> **Material for the task**

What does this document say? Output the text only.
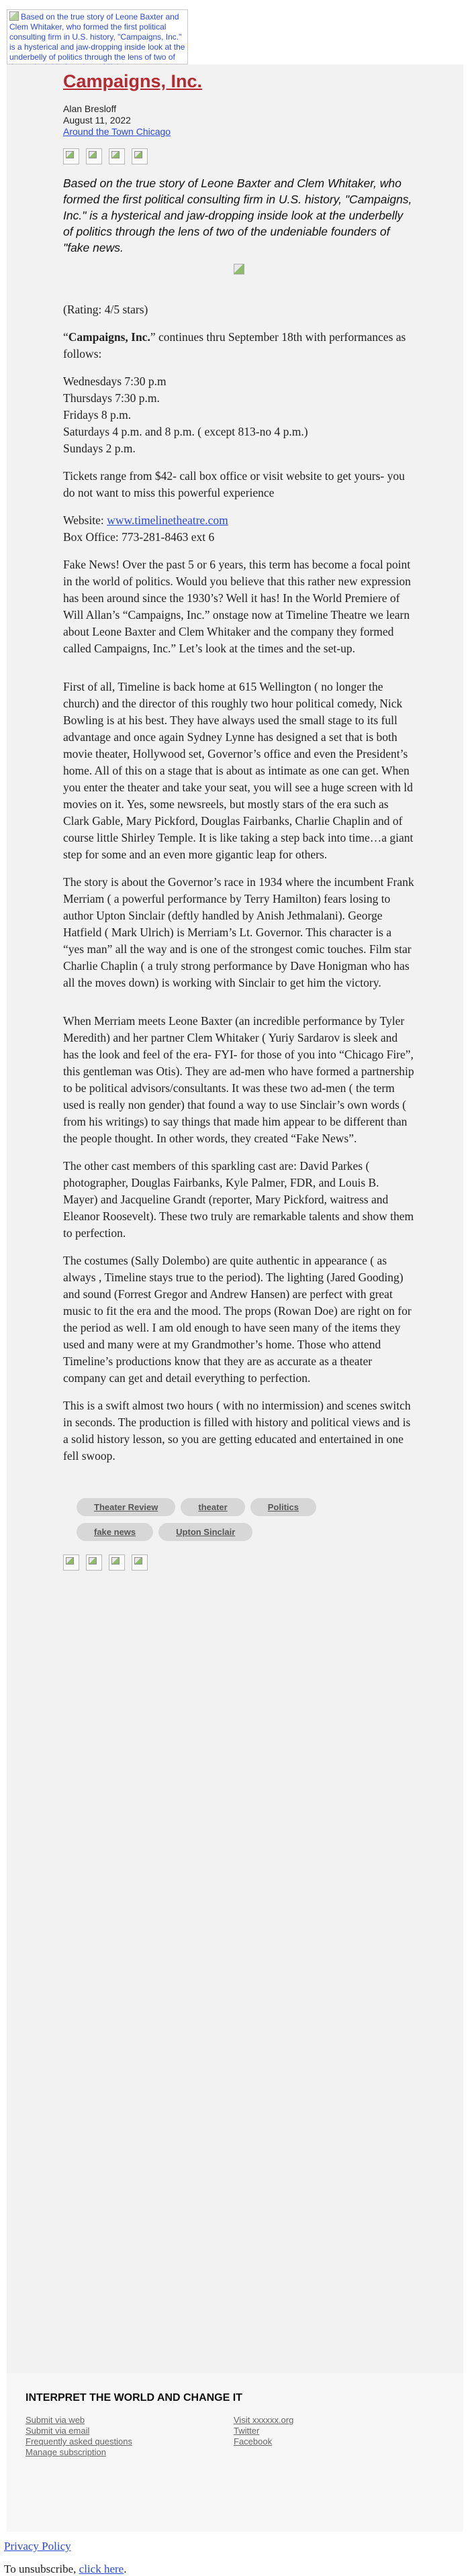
Based on the true story of Leone Baxter and Clem Whitaker, who formed the first political consulting firm in U.S. history, "Campaigns, Inc." is a hysterical and jaw-dropping inside look at the underbelly of politics through the lens of two of
Campaigns, Inc.
Alan Bresloff
August 11, 2022
Around the Town Chicago
Based on the true story of Leone Baxter and Clem Whitaker, who formed the first political consulting firm in U.S. history, "Campaigns, Inc." is a hysterical and jaw-dropping inside look at the underbelly of politics through the lens of two of the undeniable founders of "fake news.

(Rating: 4/5 stars)

“Campaigns, Inc.” continues thru September 18th with performances as follows:

Wednesdays 7:30 p.m
Thursdays 7:30 p.m.
Fridays 8 p.m.
Saturdays 4 p.m. and 8 p.m. ( except 813-no 4 p.m.)
Sundays 2 p.m.

Tickets range from $42- call box office or visit website to get yours- you do not want to miss this powerful experience

Website: www.timelinetheatre.com
Box Office: 773-281-8463 ext 6

Fake News! Over the past 5 or 6 years, this term has become a focal point in the world of politics. Would you believe that this rather new expression has been around since the 1930’s? Well it has! In the World Premiere of Will Allan’s “Campaigns, Inc.” onstage now at Timeline Theatre we learn about Leone Baxter and Clem Whitaker and the company they formed called Campaigns, Inc.” Let’s look at the times and the set-up.

First of all, Timeline is back home at 615 Wellington ( no longer the church) and the director of this roughly two hour political comedy, Nick Bowling is at his best. They have always used the small stage to its full advantage and once again Sydney Lynne has designed a set that is both movie theater, Hollywood set, Governor’s office and even the President’s home. All of this on a stage that is about as intimate as one can get. When you enter the theater and take your seat, you will see a huge screen with ld movies on it. Yes, some newsreels, but mostly stars of the era such as Clark Gable, Mary Pickford, Douglas Fairbanks, Charlie Chaplin and of course little Shirley Temple. It is like taking a step back into time…a giant step for some and an even more gigantic leap for others.

The story is about the Governor’s race in 1934 where the incumbent Frank Merriam ( a powerful performance by Terry Hamilton) fears losing to author Upton Sinclair (deftly handled by Anish Jethmalani). George Hatfield ( Mark Ulrich) is Merriam’s Lt. Governor. This character is a “yes man” all the way and is one of the strongest comic touches. Film star Charlie Chaplin ( a truly strong performance by Dave Honigman who has all the moves down) is working with Sinclair to get him the victory.

When Merriam meets Leone Baxter (an incredible performance by Tyler Meredith) and her partner Clem Whitaker ( Yuriy Sardarov is sleek and has the look and feel of the era- FYI- for those of you into “Chicago Fire”, this gentleman was Otis). They are ad-men who have formed a partnership to be political advisors/consultants. It was these two ad-men ( the term used is really non gender) that found a way to use Sinclair’s own words ( from his writings) to say things that made him appear to be different than the people thought. In other words, they created “Fake News”.

The other cast members of this sparkling cast are: David Parkes ( photographer, Douglas Fairbanks, Kyle Palmer, FDR, and Louis B. Mayer) and Jacqueline Grandt (reporter, Mary Pickford, waitress and Eleanor Roosevelt). These two truly are remarkable talents and show them to perfection.

The costumes (Sally Dolembo) are quite authentic in appearance ( as always , Timeline stays true to the period). The lighting (Jared Gooding) and sound (Forrest Gregor and Andrew Hansen) are perfect with great music to fit the era and the mood. The props (Rowan Doe) are right on for the period as well. I am old enough to have seen many of the items they used and many were at my Grandmother’s home. Those who attend Timeline’s productions know that they are as accurate as a theater company can get and detail everything to perfection.

This is a swift almost two hours ( with no intermission) and scenes switch in seconds. The production is filled with history and political views and is a solid history lesson, so you are getting educated and entertained in one fell swoop.

Theater Review	theater	Politics
fake news	Upton Sinclair
INTERPRET THE WORLD AND CHANGE IT
Submit via web
Submit via email
Frequently asked questions
Manage subscription
Visit xxxxxx.org
Twitter
Facebook
Privacy Policy
To unsubscribe, click here.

> **Task instructions**
Using the records above, list each line that includes "underbelly".

> **Result**
Based on the true story of Leone Baxter and Clem Whitaker, who formed the first political consulting firm in U.S. history, "Campaigns, Inc." is a hysterical and jaw-dropping inside look at the underbelly of politics through the lens of two of
Based on the true story of Leone Baxter and Clem Whitaker, who formed the first political consulting firm in U.S. history, "Campaigns, Inc." is a hysterical and jaw-dropping inside look at the underbelly of politics through the lens of two of the undeniable founders of "fake news.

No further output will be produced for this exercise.